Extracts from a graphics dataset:
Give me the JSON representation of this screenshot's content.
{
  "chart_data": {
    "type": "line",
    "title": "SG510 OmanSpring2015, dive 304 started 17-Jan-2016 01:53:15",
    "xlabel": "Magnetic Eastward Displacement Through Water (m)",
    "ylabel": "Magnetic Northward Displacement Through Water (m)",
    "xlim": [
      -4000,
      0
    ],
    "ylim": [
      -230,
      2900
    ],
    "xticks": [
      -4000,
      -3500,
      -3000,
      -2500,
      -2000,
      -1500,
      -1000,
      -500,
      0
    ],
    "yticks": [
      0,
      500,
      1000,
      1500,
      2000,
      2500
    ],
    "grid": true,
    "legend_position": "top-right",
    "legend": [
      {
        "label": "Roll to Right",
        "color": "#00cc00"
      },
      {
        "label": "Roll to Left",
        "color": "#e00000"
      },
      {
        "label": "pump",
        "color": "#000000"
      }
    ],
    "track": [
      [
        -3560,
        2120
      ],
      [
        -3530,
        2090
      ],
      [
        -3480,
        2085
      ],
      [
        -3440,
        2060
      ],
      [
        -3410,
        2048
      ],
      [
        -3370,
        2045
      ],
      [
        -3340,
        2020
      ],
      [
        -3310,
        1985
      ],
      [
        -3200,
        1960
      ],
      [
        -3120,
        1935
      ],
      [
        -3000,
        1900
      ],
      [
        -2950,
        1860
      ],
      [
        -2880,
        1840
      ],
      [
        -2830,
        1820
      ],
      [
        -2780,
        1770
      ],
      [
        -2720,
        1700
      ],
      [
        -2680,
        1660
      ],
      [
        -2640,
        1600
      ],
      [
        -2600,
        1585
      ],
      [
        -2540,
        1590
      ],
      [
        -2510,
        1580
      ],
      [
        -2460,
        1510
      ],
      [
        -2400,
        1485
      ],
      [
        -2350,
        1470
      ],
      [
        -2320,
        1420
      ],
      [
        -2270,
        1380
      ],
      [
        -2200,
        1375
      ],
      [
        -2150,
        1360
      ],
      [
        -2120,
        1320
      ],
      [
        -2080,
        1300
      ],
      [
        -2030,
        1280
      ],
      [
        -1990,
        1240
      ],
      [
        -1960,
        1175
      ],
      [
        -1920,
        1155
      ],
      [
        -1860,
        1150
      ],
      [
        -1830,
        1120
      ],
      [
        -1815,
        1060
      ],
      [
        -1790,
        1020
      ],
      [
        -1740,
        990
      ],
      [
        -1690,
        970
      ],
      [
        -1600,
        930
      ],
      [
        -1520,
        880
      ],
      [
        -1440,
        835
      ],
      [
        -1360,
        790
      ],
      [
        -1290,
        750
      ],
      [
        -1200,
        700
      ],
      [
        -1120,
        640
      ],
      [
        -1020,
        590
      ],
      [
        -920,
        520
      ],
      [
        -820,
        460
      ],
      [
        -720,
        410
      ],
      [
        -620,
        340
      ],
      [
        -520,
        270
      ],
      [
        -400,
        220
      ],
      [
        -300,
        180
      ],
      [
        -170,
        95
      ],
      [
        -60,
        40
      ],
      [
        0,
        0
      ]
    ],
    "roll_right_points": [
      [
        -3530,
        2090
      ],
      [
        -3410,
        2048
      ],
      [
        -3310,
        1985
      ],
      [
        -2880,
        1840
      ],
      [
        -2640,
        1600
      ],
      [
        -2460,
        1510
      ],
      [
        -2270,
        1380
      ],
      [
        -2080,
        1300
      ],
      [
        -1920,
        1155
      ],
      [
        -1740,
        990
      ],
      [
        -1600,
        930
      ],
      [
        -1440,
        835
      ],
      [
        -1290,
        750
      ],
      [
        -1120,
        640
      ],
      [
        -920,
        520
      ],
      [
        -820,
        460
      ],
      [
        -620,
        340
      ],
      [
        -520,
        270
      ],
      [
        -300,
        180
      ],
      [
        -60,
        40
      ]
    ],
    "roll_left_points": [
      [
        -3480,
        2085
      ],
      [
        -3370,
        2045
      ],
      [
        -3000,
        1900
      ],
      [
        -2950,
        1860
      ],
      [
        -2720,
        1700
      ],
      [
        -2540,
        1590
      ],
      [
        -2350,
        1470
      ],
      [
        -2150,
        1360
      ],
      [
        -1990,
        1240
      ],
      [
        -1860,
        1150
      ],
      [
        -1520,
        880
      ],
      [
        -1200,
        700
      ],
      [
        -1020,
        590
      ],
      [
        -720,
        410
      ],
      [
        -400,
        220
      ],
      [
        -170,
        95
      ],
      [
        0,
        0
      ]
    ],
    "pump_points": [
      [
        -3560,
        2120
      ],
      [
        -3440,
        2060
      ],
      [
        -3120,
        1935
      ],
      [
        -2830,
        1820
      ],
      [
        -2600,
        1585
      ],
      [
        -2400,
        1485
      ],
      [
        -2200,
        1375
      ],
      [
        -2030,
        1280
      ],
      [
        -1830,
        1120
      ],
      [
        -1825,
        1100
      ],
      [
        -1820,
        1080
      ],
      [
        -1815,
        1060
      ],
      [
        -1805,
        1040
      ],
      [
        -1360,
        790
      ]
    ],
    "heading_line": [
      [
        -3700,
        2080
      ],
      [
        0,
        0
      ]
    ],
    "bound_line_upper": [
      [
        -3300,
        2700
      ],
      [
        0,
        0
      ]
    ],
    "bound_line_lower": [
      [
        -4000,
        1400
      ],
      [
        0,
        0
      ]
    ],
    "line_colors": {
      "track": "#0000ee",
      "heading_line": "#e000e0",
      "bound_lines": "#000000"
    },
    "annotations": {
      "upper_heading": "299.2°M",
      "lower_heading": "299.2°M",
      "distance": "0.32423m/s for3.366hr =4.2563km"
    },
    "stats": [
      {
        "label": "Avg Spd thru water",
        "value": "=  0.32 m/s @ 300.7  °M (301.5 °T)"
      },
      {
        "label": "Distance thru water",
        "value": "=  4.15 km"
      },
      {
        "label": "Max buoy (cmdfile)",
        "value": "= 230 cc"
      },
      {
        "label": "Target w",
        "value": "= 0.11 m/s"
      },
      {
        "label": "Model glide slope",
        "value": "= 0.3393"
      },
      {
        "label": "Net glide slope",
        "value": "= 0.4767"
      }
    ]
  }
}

Exercise task: From the records above, extract everything verbatim.

Response to this task:
Give me the JSON representation of this screenshot's content.
{
  "chart_data": {
    "type": "line",
    "title": "SG510 OmanSpring2015, dive 304 started 17-Jan-2016 01:53:15",
    "xlabel": "Magnetic Eastward Displacement Through Water (m)",
    "ylabel": "Magnetic Northward Displacement Through Water (m)",
    "xlim": [
      -4000,
      0
    ],
    "ylim": [
      -230,
      2900
    ],
    "xticks": [
      -4000,
      -3500,
      -3000,
      -2500,
      -2000,
      -1500,
      -1000,
      -500,
      0
    ],
    "yticks": [
      0,
      500,
      1000,
      1500,
      2000,
      2500
    ],
    "grid": true,
    "legend_position": "top-right",
    "legend": [
      {
        "label": "Roll to Right",
        "color": "#00cc00"
      },
      {
        "label": "Roll to Left",
        "color": "#e00000"
      },
      {
        "label": "pump",
        "color": "#000000"
      }
    ],
    "track": [
      [
        -3560,
        2120
      ],
      [
        -3530,
        2090
      ],
      [
        -3480,
        2085
      ],
      [
        -3440,
        2060
      ],
      [
        -3410,
        2048
      ],
      [
        -3370,
        2045
      ],
      [
        -3340,
        2020
      ],
      [
        -3310,
        1985
      ],
      [
        -3200,
        1960
      ],
      [
        -3120,
        1935
      ],
      [
        -3000,
        1900
      ],
      [
        -2950,
        1860
      ],
      [
        -2880,
        1840
      ],
      [
        -2830,
        1820
      ],
      [
        -2780,
        1770
      ],
      [
        -2720,
        1700
      ],
      [
        -2680,
        1660
      ],
      [
        -2640,
        1600
      ],
      [
        -2600,
        1585
      ],
      [
        -2540,
        1590
      ],
      [
        -2510,
        1580
      ],
      [
        -2460,
        1510
      ],
      [
        -2400,
        1485
      ],
      [
        -2350,
        1470
      ],
      [
        -2320,
        1420
      ],
      [
        -2270,
        1380
      ],
      [
        -2200,
        1375
      ],
      [
        -2150,
        1360
      ],
      [
        -2120,
        1320
      ],
      [
        -2080,
        1300
      ],
      [
        -2030,
        1280
      ],
      [
        -1990,
        1240
      ],
      [
        -1960,
        1175
      ],
      [
        -1920,
        1155
      ],
      [
        -1860,
        1150
      ],
      [
        -1830,
        1120
      ],
      [
        -1815,
        1060
      ],
      [
        -1790,
        1020
      ],
      [
        -1740,
        990
      ],
      [
        -1690,
        970
      ],
      [
        -1600,
        930
      ],
      [
        -1520,
        880
      ],
      [
        -1440,
        835
      ],
      [
        -1360,
        790
      ],
      [
        -1290,
        750
      ],
      [
        -1200,
        700
      ],
      [
        -1120,
        640
      ],
      [
        -1020,
        590
      ],
      [
        -920,
        520
      ],
      [
        -820,
        460
      ],
      [
        -720,
        410
      ],
      [
        -620,
        340
      ],
      [
        -520,
        270
      ],
      [
        -400,
        220
      ],
      [
        -300,
        180
      ],
      [
        -170,
        95
      ],
      [
        -60,
        40
      ],
      [
        0,
        0
      ]
    ],
    "roll_right_points": [
      [
        -3530,
        2090
      ],
      [
        -3410,
        2048
      ],
      [
        -3310,
        1985
      ],
      [
        -2880,
        1840
      ],
      [
        -2640,
        1600
      ],
      [
        -2460,
        1510
      ],
      [
        -2270,
        1380
      ],
      [
        -2080,
        1300
      ],
      [
        -1920,
        1155
      ],
      [
        -1740,
        990
      ],
      [
        -1600,
        930
      ],
      [
        -1440,
        835
      ],
      [
        -1290,
        750
      ],
      [
        -1120,
        640
      ],
      [
        -920,
        520
      ],
      [
        -820,
        460
      ],
      [
        -620,
        340
      ],
      [
        -520,
        270
      ],
      [
        -300,
        180
      ],
      [
        -60,
        40
      ]
    ],
    "roll_left_points": [
      [
        -3480,
        2085
      ],
      [
        -3370,
        2045
      ],
      [
        -3000,
        1900
      ],
      [
        -2950,
        1860
      ],
      [
        -2720,
        1700
      ],
      [
        -2540,
        1590
      ],
      [
        -2350,
        1470
      ],
      [
        -2150,
        1360
      ],
      [
        -1990,
        1240
      ],
      [
        -1860,
        1150
      ],
      [
        -1520,
        880
      ],
      [
        -1200,
        700
      ],
      [
        -1020,
        590
      ],
      [
        -720,
        410
      ],
      [
        -400,
        220
      ],
      [
        -170,
        95
      ],
      [
        0,
        0
      ]
    ],
    "pump_points": [
      [
        -3560,
        2120
      ],
      [
        -3440,
        2060
      ],
      [
        -3120,
        1935
      ],
      [
        -2830,
        1820
      ],
      [
        -2600,
        1585
      ],
      [
        -2400,
        1485
      ],
      [
        -2200,
        1375
      ],
      [
        -2030,
        1280
      ],
      [
        -1830,
        1120
      ],
      [
        -1825,
        1100
      ],
      [
        -1820,
        1080
      ],
      [
        -1815,
        1060
      ],
      [
        -1805,
        1040
      ],
      [
        -1360,
        790
      ]
    ],
    "heading_line": [
      [
        -3700,
        2080
      ],
      [
        0,
        0
      ]
    ],
    "bound_line_upper": [
      [
        -3300,
        2700
      ],
      [
        0,
        0
      ]
    ],
    "bound_line_lower": [
      [
        -4000,
        1400
      ],
      [
        0,
        0
      ]
    ],
    "line_colors": {
      "track": "#0000ee",
      "heading_line": "#e000e0",
      "bound_lines": "#000000"
    },
    "annotations": {
      "upper_heading": "299.2°M",
      "lower_heading": "299.2°M",
      "distance": "0.32423m/s for3.366hr =4.2563km"
    },
    "stats": [
      {
        "label": "Avg Spd thru water",
        "value": "=  0.32 m/s @ 300.7  °M (301.5 °T)"
      },
      {
        "label": "Distance thru water",
        "value": "=  4.15 km"
      },
      {
        "label": "Max buoy (cmdfile)",
        "value": "= 230 cc"
      },
      {
        "label": "Target w",
        "value": "= 0.11 m/s"
      },
      {
        "label": "Model glide slope",
        "value": "= 0.3393"
      },
      {
        "label": "Net glide slope",
        "value": "= 0.4767"
      }
    ]
  }
}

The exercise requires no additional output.